— WHAT IS EXPECTED —
Find the string "audit" and gather every line that holds it.

— DATA PROVIDED —
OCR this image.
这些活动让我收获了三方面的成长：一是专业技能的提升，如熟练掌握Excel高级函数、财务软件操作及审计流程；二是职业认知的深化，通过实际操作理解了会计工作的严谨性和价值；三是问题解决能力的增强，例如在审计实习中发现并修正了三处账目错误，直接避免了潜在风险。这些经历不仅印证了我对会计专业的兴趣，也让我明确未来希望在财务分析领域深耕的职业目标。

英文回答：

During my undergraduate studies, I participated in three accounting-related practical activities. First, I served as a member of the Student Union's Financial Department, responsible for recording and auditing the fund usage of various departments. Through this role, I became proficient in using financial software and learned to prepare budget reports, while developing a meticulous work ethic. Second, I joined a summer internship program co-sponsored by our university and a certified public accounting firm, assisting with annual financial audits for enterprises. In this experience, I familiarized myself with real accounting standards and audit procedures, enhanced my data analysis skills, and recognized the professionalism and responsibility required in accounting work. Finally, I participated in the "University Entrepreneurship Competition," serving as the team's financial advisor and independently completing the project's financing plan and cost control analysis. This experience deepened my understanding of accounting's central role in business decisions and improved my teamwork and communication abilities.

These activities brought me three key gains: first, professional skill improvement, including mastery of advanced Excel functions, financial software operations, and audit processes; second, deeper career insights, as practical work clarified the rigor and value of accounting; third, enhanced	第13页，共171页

— ANSWER TO THIS EXERCISE —
During my undergraduate studies, I participated in three accounting-related practical activities. First, I served as a member of the Student Union's Financial Department, responsible for recording and auditing the fund usage of various departments. Through this role, I became proficient in using financial software and learned to prepare budget reports, while developing a meticulous work ethic. Second, I joined a summer internship program co-sponsored by our university and a certified public accounting firm, assisting with annual financial audits for enterprises. In this experience, I familiarized myself with real accounting standards and audit procedures, enhanced my data analysis skills, and recognized the professionalism and responsibility required in accounting work. Finally, I participated in the "University Entrepreneurship Competition," serving as the team's financial advisor and independently completing the project's financing plan and cost control analysis. This experience deepened my understanding of accounting's central role in business decisions and improved my teamwork and communication abilities.
These activities brought me three key gains: first, professional skill improvement, including mastery of advanced Excel functions, financial software operations, and audit processes; second, deeper career insights, as practical work clarified the rigor and value of accounting; third, enhanced	第13页，共171页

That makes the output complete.